* LESETEXT:
********
Work hard – dream big

Bereits in meinem zweiten Interview habe ich mich dazu entschieden, dass ich keine Ringe mehr zählen möchte – obwohl sie wirklich toll aussehen an deiner Hand, Niklas Römer (Link zum Insiderbericht von Niklas Römer). Ich habe mich entschlossen, dass ich Geschichten erzählen möchte, die bereichern. Aber auf meinem Weg zu den besten Vereinen Deutschlands kam es zu besonderen Begegnungen. Da waren Spieler und deren Geschichten, die mich auf besondere Art und Weise berührten und die ich genau deshalb auch erzählen möchte.

Wie diese eine, von dem Spieler, der vor knapp vier Jahren zum ersten Mal einen Football in seinen Händen hielt und es geschafft hat, jetzt schon im besten Teams Europas zu spielen – den New Yorker Lions Braunschweig.

 

Mich hat also interessiert, wie so etwas möglich ist?

Julian, wie bist du zum Football gekommen?

Ich wurde damals in meiner Ausbildung von einem Arbeitskollegen angesprochen, der selbst Spieler der „Langenfeld Longhorns“ war, ob ich nicht mal Lust hätte, mit zum Training zu kommen? Damals habe ich knapp über 80 Kilogramm gewogen und wurde beim ersten Training als Receiver eingesetzt. Schnell haben allerdings alle gemerkt, dass das wohl nichts geben wird, da ich nach zwei Stunden noch immer keinen einzigen Ball gefangen hatte. Der HC Michael Hap hat mich dann an den Defense Coordinator Frank Hoffmeister weitergegeben, der meinte „ich habe bisher jeden ausgebildet und wir kriegen das schon hin“. Mein Körper war total unzureichend für diese Position und so war ich relativ froh, dass wir als Team erst in der 4. Liga gespielt haben. So konnte ich langsam wachsen und mich langsam an die Steigerungen der Gegner gewöhnen. Wir haben uns stetig höher gearbeitet um dann sogar in die 2. GFL aufzusteigen.
Ich glaube, hätte ich vorher mit dem Football begonnen, wäre ich eventuell nicht dabei geblieben. Früher war ich sehr sprunghaft. Ich habe mich in verschiedensten Sportarten ausprobiert. Sechs Jahre lang habe ich Fußball gespielt, auch kurz Tennis.
Am Football mag ich am meisten den Teamgeist, den gelebten Respekt und den Drill. Im Football hat man die Chance, sich schnell weiterzuentwickeln, wenn man hart arbeitet.
********
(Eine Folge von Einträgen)
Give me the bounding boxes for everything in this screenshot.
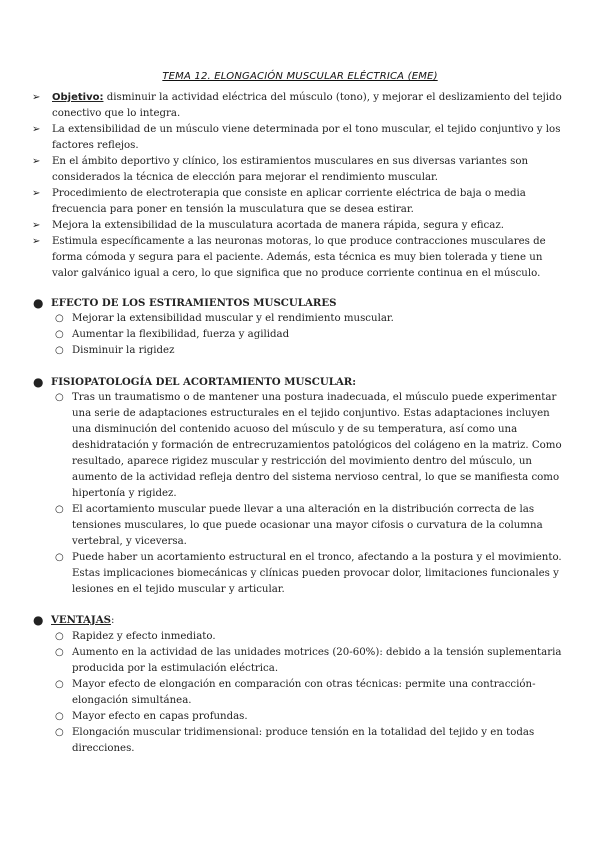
dot-bullet-icon: ● [33, 375, 44, 389]
list-item-text: Estimula específicamente a las neuronas motoras, lo que produce contracciones musculares de forma cómoda y segura para el paciente. Además, esta técnica es muy bien tolerada y tiene un valor galvánico igual a cero, lo que significa que no produce corriente continua en el músculo. [52, 236, 546, 279]
section-heading-text: VENTAJAS [51, 614, 111, 626]
list-item [32, 154, 562, 186]
arrow-bullet-icon: ➢ [32, 236, 41, 247]
arrow-bullet-icon: ➢ [32, 220, 41, 231]
list-item-text: Rapidez y efecto inmediato. [72, 631, 216, 642]
list-item [33, 502, 563, 550]
list-item [32, 218, 562, 234]
list-item [33, 677, 563, 709]
list-item [33, 709, 563, 725]
list-item-text: Tras un traumatismo o de mantener una postura inadecuada, el músculo puede experimentar una serie de adaptaciones estructurales en el tejido conjuntivo. Estas adaptaciones incluyen una disminución del contenido acuoso del músculo y de su temperatura, así como una deshidratación y formación de entrecruzamientos patológicos del colágeno en la matriz. Como resultado, aparece rigidez muscular y restricción del movimiento dentro del músculo, un aumento de la actividad refleja dentro del sistema nervioso central, lo que se manifiesta como hipertonía y rigidez. [72, 392, 562, 499]
ring-bullet-icon: ○ [55, 631, 64, 642]
list-item-text: Procedimiento de electroterapia que consiste en aplicar corriente eléctrica de baja o media frecuencia para poner en tensión la musculatura que se desea estirar. [52, 188, 526, 215]
arrow-bullet-icon: ➢ [32, 124, 41, 135]
section-heading-text: EFECTO DE LOS ESTIRAMIENTOS MUSCULARES [51, 297, 337, 309]
list-item [32, 186, 562, 218]
list-item-text: Mejorar la extensibilidad muscular y el rendimiento muscular. [72, 313, 394, 324]
arrow-bullet-icon: ➢ [32, 156, 41, 167]
intro-list [32, 90, 562, 282]
list-item [33, 629, 563, 645]
list-item [33, 645, 563, 677]
list-item [33, 327, 563, 343]
section-heading [33, 374, 563, 390]
ring-bullet-icon: ○ [55, 392, 64, 403]
ring-bullet-icon: ○ [55, 345, 64, 356]
ring-bullet-icon: ○ [55, 647, 64, 658]
section-ventajas [33, 612, 563, 757]
list-item-text: Disminuir la rigidez [72, 345, 175, 356]
list-item-text: Mejora la extensibilidad de la musculatura acortada de manera rápida, segura y eficaz. [52, 220, 504, 231]
section-heading [33, 295, 563, 311]
dot-bullet-icon: ● [33, 296, 44, 310]
list-item [33, 311, 563, 327]
arrow-bullet-icon: ➢ [32, 188, 41, 199]
list-item-text: La extensibilidad de un músculo viene determinada por el tono muscular, el tejido conjuntivo y los factores reflejos. [52, 124, 561, 151]
ring-bullet-icon: ○ [55, 552, 64, 563]
list-item-text: Aumentar la flexibilidad, fuerza y agilidad [72, 329, 290, 340]
ring-bullet-icon: ○ [55, 711, 64, 722]
list-item-text: Puede haber un acortamiento estructural en el tronco, afectando a la postura y el movimiento. Estas implicaciones biomecánicas y clínicas pueden provocar dolor, limitaciones funcionales y lesiones en el tejido muscular y articular. [72, 552, 562, 595]
ring-bullet-icon: ○ [55, 727, 64, 738]
list-item [33, 343, 563, 359]
ring-bullet-icon: ○ [55, 679, 64, 690]
list-item [32, 234, 562, 282]
list-item [33, 725, 563, 757]
list-item [32, 90, 562, 122]
heading-colon: : [111, 615, 115, 626]
ring-bullet-icon: ○ [55, 504, 64, 515]
list-item [33, 390, 563, 502]
list-item-text: disminuir la actividad eléctrica del músculo (tono), y mejorar el deslizamiento del tejido conectivo que lo integra. [52, 92, 562, 119]
list-item-text: Elongación muscular tridimensional: produce tensión en la totalidad del tejido y en todas direcciones. [72, 727, 535, 754]
page-title: TEMA 12. ELONGACIÓN MUSCULAR ELÉCTRICA (EME) [162, 71, 438, 82]
list-item-text: En el ámbito deportivo y clínico, los estiramientos musculares en sus diversas variantes son considerados la técnica de elección para mejorar el rendimiento muscular. [52, 156, 529, 183]
list-item-text: Mayor efecto en capas profundas. [72, 711, 248, 722]
dot-bullet-icon: ● [33, 613, 44, 627]
objective-label: Objetivo: [52, 92, 104, 103]
arrow-bullet-icon: ➢ [32, 92, 41, 103]
list-item [32, 122, 562, 154]
list-item [33, 550, 563, 598]
section-heading [33, 612, 563, 629]
section-fisiopatologia [33, 374, 563, 598]
ring-bullet-icon: ○ [55, 329, 64, 340]
section-efecto [33, 295, 563, 359]
list-item-text: Mayor efecto de elongación en comparación con otras técnicas: permite una contracción-elongación simultánea. [72, 679, 536, 706]
ring-bullet-icon: ○ [55, 313, 64, 324]
section-heading-text: FISIOPATOLOGÍA DEL ACORTAMIENTO MUSCULAR: [51, 376, 357, 388]
list-item-text: El acortamiento muscular puede llevar a una alteración en la distribución correcta de las tensiones musculares, lo que puede ocasionar una mayor cifosis o curvatura de la columna vertebral, y viceversa. [72, 504, 543, 547]
list-item-text: Aumento en la actividad de las unidades motrices (20-60%): debido a la tensión suplementaria producida por la estimulación eléctrica. [72, 647, 562, 674]
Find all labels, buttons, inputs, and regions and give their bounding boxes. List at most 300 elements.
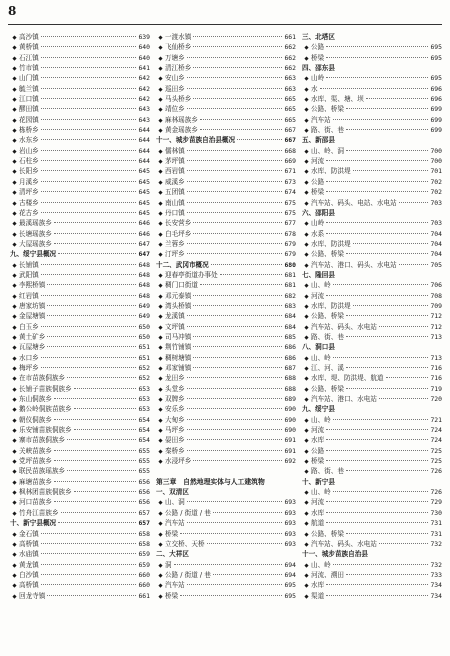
********
* ARBEITSAUFTRÄGE:
1. Wie viel wog Julian laut dem Interview über seinen Weg zum Football bei seinem ersten Training?
2. Erläutere anhand des Interviews über Julians Weg zum Football, warum er froh war, dass sein Team anfangs erst in der 4. Liga spielte.
3. Führe das Interview über Julians Weg zum Football im Anschluss an seine letzte Antwort weiter.

* LÖSUNGEN:
1. Knapp über 80 Kilogramm.

2. Sein Körper war für seine Position noch völlig unzureichend. In der 4. Liga konnte er langsam wachsen und sich nach und nach an die stärker werdenden Gegner gewöhnen.

3.
Wann hast du gemerkt, dass für dich mehr geht, dass du mehr willst?

Ich habe mir immer wieder neue, kleine Ziele gesetzt. Mein erstes Ziel war es damals, auf dem Feld nicht über den Haufen gerannt zu werden. Dann war es mein Ziel, dem Team irgendwann als Backup Spieler helfen zu können. Dann wollte ich Starter werden. Ich habe immer wieder gemerkt, dass ich manche Spieler immer wieder recht schnell einholen konnte. Spieler, die schon seit der Jugend Football spielten. Im nächsten Schritt habe ich begonnen, sehr „Football-spezifisch“ Kraft zu trainieren. Weg von der Vorstellung, dass ich nur meine Arme trainiere, um in der Disco gut auszusehen – sondern das zu tun, was ich auf dem Feld brauche.

In der Off-Season vor der ersten Saison in Braunschweig habe ich sicherlich den größten Schritt gemacht. Als ich zum ersten Mal nach Braunschweig kam, in einer Zeit, in der der Verein lediglich lockeres Interesse an mir bekundet hatte, da wurde ich gefragt, was ich denn wiegen würde. Damals waren es 102 kg, da wollte ich Eindruck machen und benannte 105 kg. Daraufhin sagte mein Coach, dass 110kg nicht schlecht wären. So habe ich täglich zwei Mal trainiert und zum Start der Saison brachte ich 113 kg auf die Waage.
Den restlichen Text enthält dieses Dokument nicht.